Start of Given records

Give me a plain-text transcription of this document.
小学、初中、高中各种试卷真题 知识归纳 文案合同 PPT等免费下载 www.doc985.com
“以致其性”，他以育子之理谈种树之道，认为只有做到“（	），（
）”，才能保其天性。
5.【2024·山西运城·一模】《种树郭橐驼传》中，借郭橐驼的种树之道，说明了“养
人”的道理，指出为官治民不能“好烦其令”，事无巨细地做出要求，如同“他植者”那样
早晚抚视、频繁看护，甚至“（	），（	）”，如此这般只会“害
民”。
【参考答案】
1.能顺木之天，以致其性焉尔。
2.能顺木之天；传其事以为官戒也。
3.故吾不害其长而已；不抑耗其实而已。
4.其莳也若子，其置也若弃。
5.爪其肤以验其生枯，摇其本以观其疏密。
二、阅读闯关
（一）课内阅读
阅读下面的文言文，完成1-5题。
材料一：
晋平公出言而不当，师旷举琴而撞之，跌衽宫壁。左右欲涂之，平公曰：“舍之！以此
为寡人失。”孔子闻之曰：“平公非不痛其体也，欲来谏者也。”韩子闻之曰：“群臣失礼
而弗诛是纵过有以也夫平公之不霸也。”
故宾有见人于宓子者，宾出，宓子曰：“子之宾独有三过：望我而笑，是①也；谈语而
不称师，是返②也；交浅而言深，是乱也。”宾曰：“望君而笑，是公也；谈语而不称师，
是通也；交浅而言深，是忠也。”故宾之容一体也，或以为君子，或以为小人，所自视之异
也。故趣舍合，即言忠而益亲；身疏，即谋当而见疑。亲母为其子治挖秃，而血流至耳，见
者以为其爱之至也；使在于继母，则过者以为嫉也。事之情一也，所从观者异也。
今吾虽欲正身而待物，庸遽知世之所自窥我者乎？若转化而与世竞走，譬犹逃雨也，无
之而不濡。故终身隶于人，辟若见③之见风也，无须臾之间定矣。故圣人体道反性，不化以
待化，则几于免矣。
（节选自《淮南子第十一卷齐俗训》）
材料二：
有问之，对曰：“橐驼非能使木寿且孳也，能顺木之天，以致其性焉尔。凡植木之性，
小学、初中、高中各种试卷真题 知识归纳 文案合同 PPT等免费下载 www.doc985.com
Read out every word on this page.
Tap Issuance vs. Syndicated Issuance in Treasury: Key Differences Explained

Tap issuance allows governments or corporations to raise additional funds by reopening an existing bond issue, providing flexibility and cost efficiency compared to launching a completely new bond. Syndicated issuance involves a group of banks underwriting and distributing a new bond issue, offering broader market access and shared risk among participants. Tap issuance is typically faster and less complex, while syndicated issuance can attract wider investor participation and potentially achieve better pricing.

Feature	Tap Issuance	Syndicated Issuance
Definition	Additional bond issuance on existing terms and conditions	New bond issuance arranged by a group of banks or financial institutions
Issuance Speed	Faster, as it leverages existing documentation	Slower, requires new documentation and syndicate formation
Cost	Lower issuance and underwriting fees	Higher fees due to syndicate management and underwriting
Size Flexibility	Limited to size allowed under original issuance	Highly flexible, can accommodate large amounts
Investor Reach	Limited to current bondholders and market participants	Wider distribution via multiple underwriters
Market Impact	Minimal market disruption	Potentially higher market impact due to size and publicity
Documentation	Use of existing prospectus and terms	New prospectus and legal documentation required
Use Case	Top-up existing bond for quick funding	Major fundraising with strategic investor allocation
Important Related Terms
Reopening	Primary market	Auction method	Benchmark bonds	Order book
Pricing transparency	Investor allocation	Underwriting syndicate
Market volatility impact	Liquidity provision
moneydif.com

End of Given records

**Instruction**
Repeat all the entries exactly as given.

**Solution to the exercise**
Give me a plain-text transcription of this document.
小学、初中、高中各种试卷真题 知识归纳 文案合同 PPT等免费下载 www.doc985.com
“以致其性”，他以育子之理谈种树之道，认为只有做到“（	），（
）”，才能保其天性。
5.【2024·山西运城·一模】《种树郭橐驼传》中，借郭橐驼的种树之道，说明了“养
人”的道理，指出为官治民不能“好烦其令”，事无巨细地做出要求，如同“他植者”那样
早晚抚视、频繁看护，甚至“（	），（	）”，如此这般只会“害
民”。
【参考答案】
1.能顺木之天，以致其性焉尔。
2.能顺木之天；传其事以为官戒也。
3.故吾不害其长而已；不抑耗其实而已。
4.其莳也若子，其置也若弃。
5.爪其肤以验其生枯，摇其本以观其疏密。
二、阅读闯关
（一）课内阅读
阅读下面的文言文，完成1-5题。
材料一：
晋平公出言而不当，师旷举琴而撞之，跌衽宫壁。左右欲涂之，平公曰：“舍之！以此
为寡人失。”孔子闻之曰：“平公非不痛其体也，欲来谏者也。”韩子闻之曰：“群臣失礼
而弗诛是纵过有以也夫平公之不霸也。”
故宾有见人于宓子者，宾出，宓子曰：“子之宾独有三过：望我而笑，是①也；谈语而
不称师，是返②也；交浅而言深，是乱也。”宾曰：“望君而笑，是公也；谈语而不称师，
是通也；交浅而言深，是忠也。”故宾之容一体也，或以为君子，或以为小人，所自视之异
也。故趣舍合，即言忠而益亲；身疏，即谋当而见疑。亲母为其子治挖秃，而血流至耳，见
者以为其爱之至也；使在于继母，则过者以为嫉也。事之情一也，所从观者异也。
今吾虽欲正身而待物，庸遽知世之所自窥我者乎？若转化而与世竞走，譬犹逃雨也，无
之而不濡。故终身隶于人，辟若见③之见风也，无须臾之间定矣。故圣人体道反性，不化以
待化，则几于免矣。
（节选自《淮南子第十一卷齐俗训》）
材料二：
有问之，对曰：“橐驼非能使木寿且孳也，能顺木之天，以致其性焉尔。凡植木之性，
小学、初中、高中各种试卷真题 知识归纳 文案合同 PPT等免费下载 www.doc985.com
Read out every word on this page.
Tap Issuance vs. Syndicated Issuance in Treasury: Key Differences Explained

Tap issuance allows governments or corporations to raise additional funds by reopening an existing bond issue, providing flexibility and cost efficiency compared to launching a completely new bond. Syndicated issuance involves a group of banks underwriting and distributing a new bond issue, offering broader market access and shared risk among participants. Tap issuance is typically faster and less complex, while syndicated issuance can attract wider investor participation and potentially achieve better pricing.

Feature	Tap Issuance	Syndicated Issuance
Definition	Additional bond issuance on existing terms and conditions	New bond issuance arranged by a group of banks or financial institutions
Issuance Speed	Faster, as it leverages existing documentation	Slower, requires new documentation and syndicate formation
Cost	Lower issuance and underwriting fees	Higher fees due to syndicate management and underwriting
Size Flexibility	Limited to size allowed under original issuance	Highly flexible, can accommodate large amounts
Investor Reach	Limited to current bondholders and market participants	Wider distribution via multiple underwriters
Market Impact	Minimal market disruption	Potentially higher market impact due to size and publicity
Documentation	Use of existing prospectus and terms	New prospectus and legal documentation required
Use Case	Top-up existing bond for quick funding	Major fundraising with strategic investor allocation
Important Related Terms
Reopening	Primary market	Auction method	Benchmark bonds	Order book
Pricing transparency	Investor allocation	Underwriting syndicate
Market volatility impact	Liquidity provision
moneydif.com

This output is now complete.